**Some records:**

---*---

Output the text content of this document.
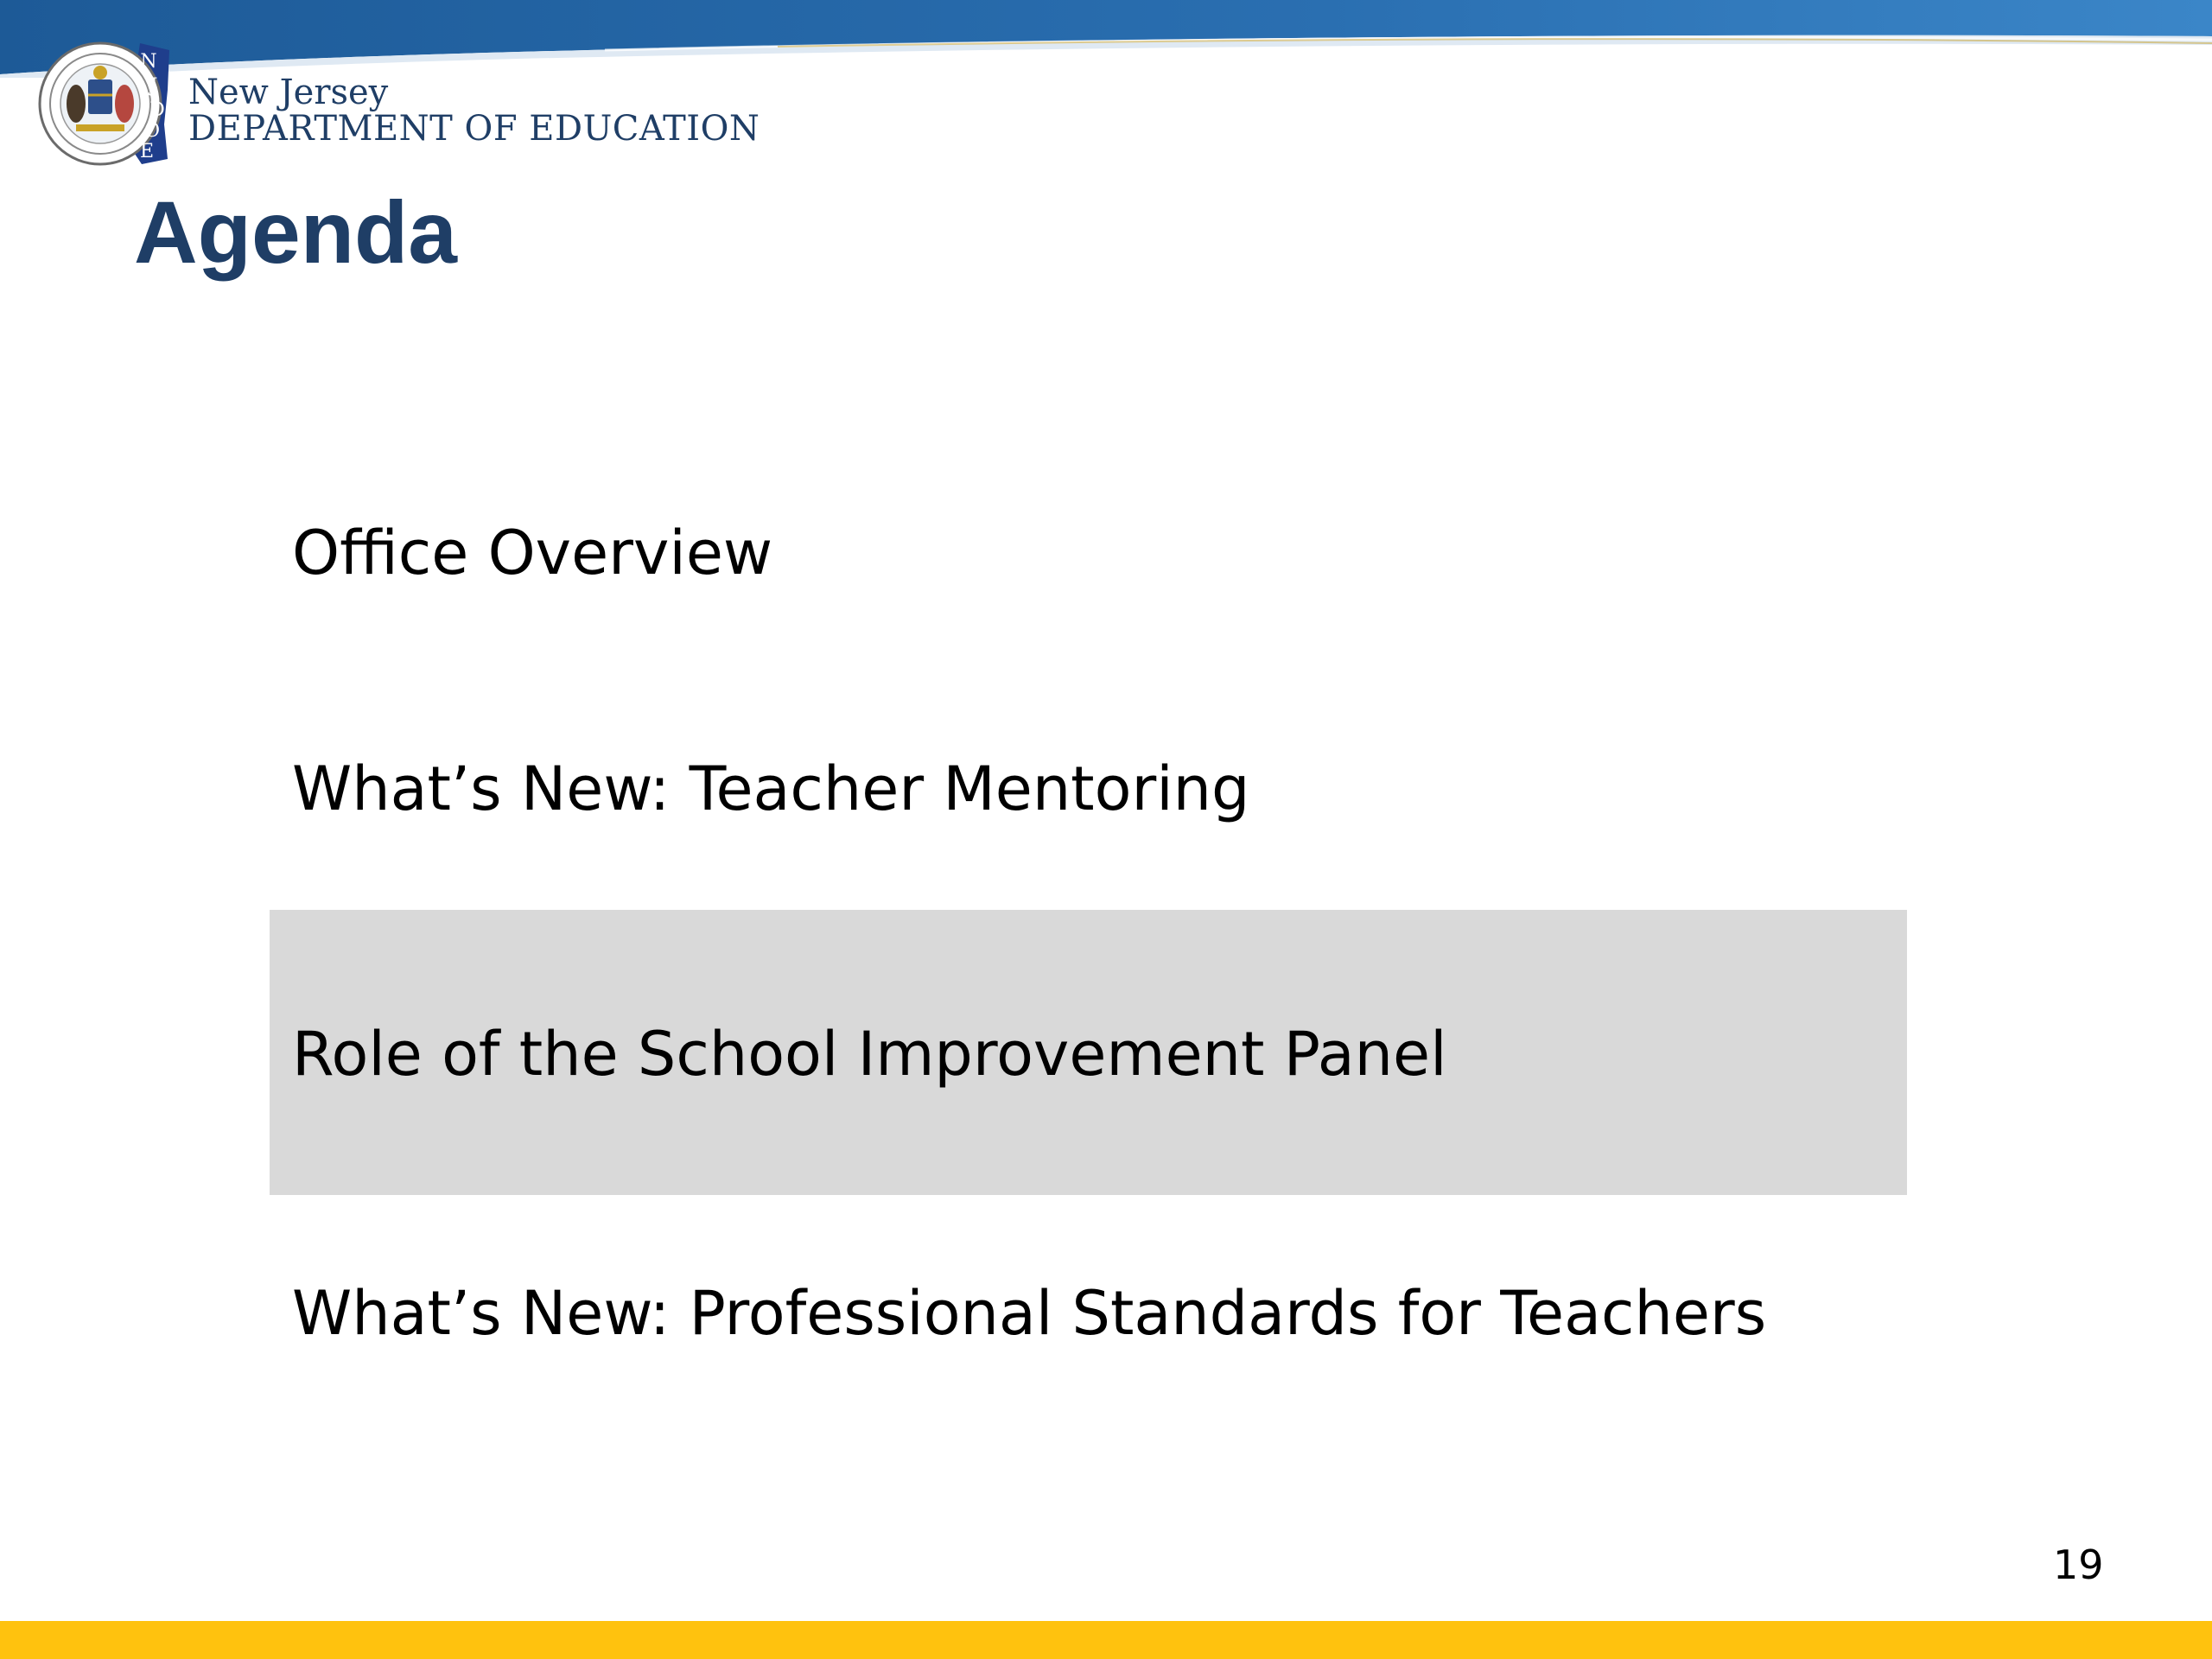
N
J
D
O
E
New Jersey
DEPARTMENT OF EDUCATION
Agenda
Office Overview
What’s New: Teacher Mentoring
Role of the School Improvement Panel
What’s New: Professional Standards for Teachers
19
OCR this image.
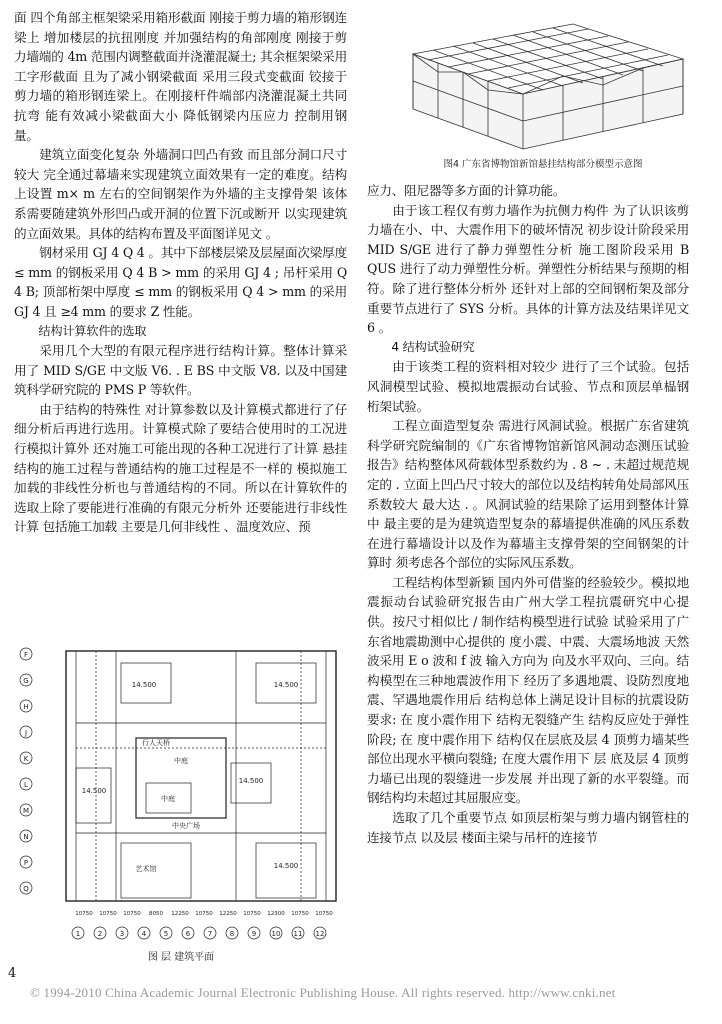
面 四个角部主框架梁采用箱形截面 刚接于剪力墙的箱形钢连梁上 增加楼层的抗扭刚度 并加强结构的角部刚度 刚接于剪力墙端的 4m 范围内调整截面并浇灌混凝土; 其余框架梁采用工字形截面 且为了减小钢梁截面 采用三段式变截面 铰接于剪力墙的箱形钢连梁上。在刚接杆件端部内浇灌混凝土共同抗弯 能有效减小梁截面大小 降低钢梁内压应力 控制用钢量。

建筑立面变化复杂 外墙洞口凹凸有致 而且部分洞口尺寸较大 完全通过幕墙来实现建筑立面效果有一定的难度。结构上设置 m× m 左右的空间钢架作为外墙的主支撑骨架 该体系需要随建筑外形凹凸或开洞的位置下沉或断开 以实现建筑的立面效果。具体的结构布置及平面图详见文 。

钢材采用 GJ 4 Q 4 。其中下部楼层梁及层屋面次梁厚度 ≤ mm 的钢板采用 Q 4 B > mm 的采用 GJ 4 ; 吊杆采用 Q 4 B; 顶部桁架中厚度 ≤ mm 的钢板采用 Q 4 > mm 的采用 GJ 4 且 ≥4 mm 的要求 Z 性能。

结构计算软件的选取

采用几个大型的有限元程序进行结构计算。整体计算采用了 MID S/GE 中文版 V6. . E BS 中文版 V8. 以及中国建筑科学研究院的 PMS P 等软件。

由于结构的特殊性 对计算参数以及计算模式都进行了仔细分析后再进行选用。计算模式除了要结合使用时的工况进行模拟计算外 还对施工可能出现的各种工况进行了计算 悬挂结构的施工过程与普通结构的施工过程是不一样的 模拟施工加载的非线性分析也与普通结构的不同。所以在计算软件的选取上除了要能进行准确的有限元分析外 还要能进行非线性计算 包括施工加载 主要是几何非线性 、温度效应、预

应力、阻尼器等多方面的计算功能。

由于该工程仅有剪力墙作为抗侧力构件 为了认识该剪力墙在小、中、大震作用下的破坏情况 初步设计阶段采用 MID S/GE 进行了静力弹塑性分析 施工图阶段采用 B QUS 进行了动力弹塑性分析。弹塑性分析结果与预期的相符。除了进行整体分析外 还针对上部的空间钢桁架及部分重要节点进行了 SYS 分析。具体的计算方法及结果详见文 6 。

4 结构试验研究

由于该类工程的资料相对较少 进行了三个试验。包括风洞模型试验、模拟地震振动台试验、节点和顶层单榀钢桁架试验。

工程立面造型复杂 需进行风洞试验。根据广东省建筑科学研究院编制的《广东省博物馆新馆风洞动态测压试验报告》结构整体风荷载体型系数约为 . 8 ~ . 未超过规范规定的 . 立面上凹凸尺寸较大的部位以及结构转角处局部风压系数较大 最大达 . 。风洞试验的结果除了运用到整体计算中 最主要的是为建筑造型复杂的幕墙提供准确的风压系数 在进行幕墙设计以及作为幕墙主支撑骨架的空间钢架的计算时 须考虑各个部位的实际风压系数。

工程结构体型新颖 国内外可借鉴的经验较少。模拟地震振动台试验研究报告由广州大学工程抗震研究中心提供。按尺寸相似比 / 制作结构模型进行试验 试验采用了广东省地震勘测中心提供的 度小震、中震、大震场地波 天然波采用 E o 波和 f 波 输入方向为 向及水平双向、三向。结构模型在三种地震波作用下 经历了多遇地震、设防烈度地震、罕遇地震作用后 结构总体上满足设计目标的抗震设防要求: 在 度小震作用下 结构无裂缝产生 结构反应处于弹性阶段; 在 度中震作用下 结构仅在层底及层 4 顶剪力墙某些部位出现水平横向裂缝; 在度大震作用下 层 底及层 4 顶剪力墙已出现的裂缝进一步发展 并出现了新的水平裂缝。而钢结构均未超过其屈服应变。

选取了几个重要节点 如顶层桁架与剪力墙内钢管柱的连接节点 以及层 楼面主梁与吊杆的连接节

图4 广东省博物馆新馆悬挂结构部分模型示意图
F
G
H
J
K
L
M
N
P
Q
1	2	3	4	5	6	7	8	9 10 11 12
艺术馆
中庭
中庭
中央广场
行人天桥
14.500	14.500
14.500
14.500
14.500
10750 10750 10750 8050 12250 10750 12250 10750 12300 10750 10750
图 层 建筑平面
4
© 1994-2010 China Academic Journal Electronic Publishing House. All rights reserved. http://www.cnki.net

---*---

**Given task:**
In your copy of the records, include no pictures; repeat everything else exactly.

**Response to this task:**
Output the text content of this document.
N
J
D
O
E
New Jersey
DEPARTMENT OF EDUCATION
Agenda
Office Overview
What’s New: Teacher Mentoring
Role of the School Improvement Panel
What’s New: Professional Standards for Teachers
19
OCR this image.
面 四个角部主框架梁采用箱形截面 刚接于剪力墙的箱形钢连梁上 增加楼层的抗扭刚度 并加强结构的角部刚度 刚接于剪力墙端的 4m 范围内调整截面并浇灌混凝土; 其余框架梁采用工字形截面 且为了减小钢梁截面 采用三段式变截面 铰接于剪力墙的箱形钢连梁上。在刚接杆件端部内浇灌混凝土共同抗弯 能有效减小梁截面大小 降低钢梁内压应力 控制用钢量。

建筑立面变化复杂 外墙洞口凹凸有致 而且部分洞口尺寸较大 完全通过幕墙来实现建筑立面效果有一定的难度。结构上设置 m× m 左右的空间钢架作为外墙的主支撑骨架 该体系需要随建筑外形凹凸或开洞的位置下沉或断开 以实现建筑的立面效果。具体的结构布置及平面图详见文 。

钢材采用 GJ 4 Q 4 。其中下部楼层梁及层屋面次梁厚度 ≤ mm 的钢板采用 Q 4 B > mm 的采用 GJ 4 ; 吊杆采用 Q 4 B; 顶部桁架中厚度 ≤ mm 的钢板采用 Q 4 > mm 的采用 GJ 4 且 ≥4 mm 的要求 Z 性能。

结构计算软件的选取

采用几个大型的有限元程序进行结构计算。整体计算采用了 MID S/GE 中文版 V6. . E BS 中文版 V8. 以及中国建筑科学研究院的 PMS P 等软件。

由于结构的特殊性 对计算参数以及计算模式都进行了仔细分析后再进行选用。计算模式除了要结合使用时的工况进行模拟计算外 还对施工可能出现的各种工况进行了计算 悬挂结构的施工过程与普通结构的施工过程是不一样的 模拟施工加载的非线性分析也与普通结构的不同。所以在计算软件的选取上除了要能进行准确的有限元分析外 还要能进行非线性计算 包括施工加载 主要是几何非线性 、温度效应、预

应力、阻尼器等多方面的计算功能。

由于该工程仅有剪力墙作为抗侧力构件 为了认识该剪力墙在小、中、大震作用下的破坏情况 初步设计阶段采用 MID S/GE 进行了静力弹塑性分析 施工图阶段采用 B QUS 进行了动力弹塑性分析。弹塑性分析结果与预期的相符。除了进行整体分析外 还针对上部的空间钢桁架及部分重要节点进行了 SYS 分析。具体的计算方法及结果详见文 6 。

4 结构试验研究

由于该类工程的资料相对较少 进行了三个试验。包括风洞模型试验、模拟地震振动台试验、节点和顶层单榀钢桁架试验。

工程立面造型复杂 需进行风洞试验。根据广东省建筑科学研究院编制的《广东省博物馆新馆风洞动态测压试验报告》结构整体风荷载体型系数约为 . 8 ~ . 未超过规范规定的 . 立面上凹凸尺寸较大的部位以及结构转角处局部风压系数较大 最大达 . 。风洞试验的结果除了运用到整体计算中 最主要的是为建筑造型复杂的幕墙提供准确的风压系数 在进行幕墙设计以及作为幕墙主支撑骨架的空间钢架的计算时 须考虑各个部位的实际风压系数。

工程结构体型新颖 国内外可借鉴的经验较少。模拟地震振动台试验研究报告由广州大学工程抗震研究中心提供。按尺寸相似比 / 制作结构模型进行试验 试验采用了广东省地震勘测中心提供的 度小震、中震、大震场地波 天然波采用 E o 波和 f 波 输入方向为 向及水平双向、三向。结构模型在三种地震波作用下 经历了多遇地震、设防烈度地震、罕遇地震作用后 结构总体上满足设计目标的抗震设防要求: 在 度小震作用下 结构无裂缝产生 结构反应处于弹性阶段; 在 度中震作用下 结构仅在层底及层 4 顶剪力墙某些部位出现水平横向裂缝; 在度大震作用下 层 底及层 4 顶剪力墙已出现的裂缝进一步发展 并出现了新的水平裂缝。而钢结构均未超过其屈服应变。

选取了几个重要节点 如顶层桁架与剪力墙内钢管柱的连接节点 以及层 楼面主梁与吊杆的连接节

图4 广东省博物馆新馆悬挂结构部分模型示意图
F
G
H
J
K
L
M
N
P
Q
1	2	3	4	5	6	7	8	9 10 11 12
艺术馆
中庭
中庭
中央广场
行人天桥
14.500	14.500
14.500
14.500
14.500
10750 10750 10750 8050 12250 10750 12250 10750 12300 10750 10750
图 层 建筑平面
4
© 1994-2010 China Academic Journal Electronic Publishing House. All rights reserved. http://www.cnki.net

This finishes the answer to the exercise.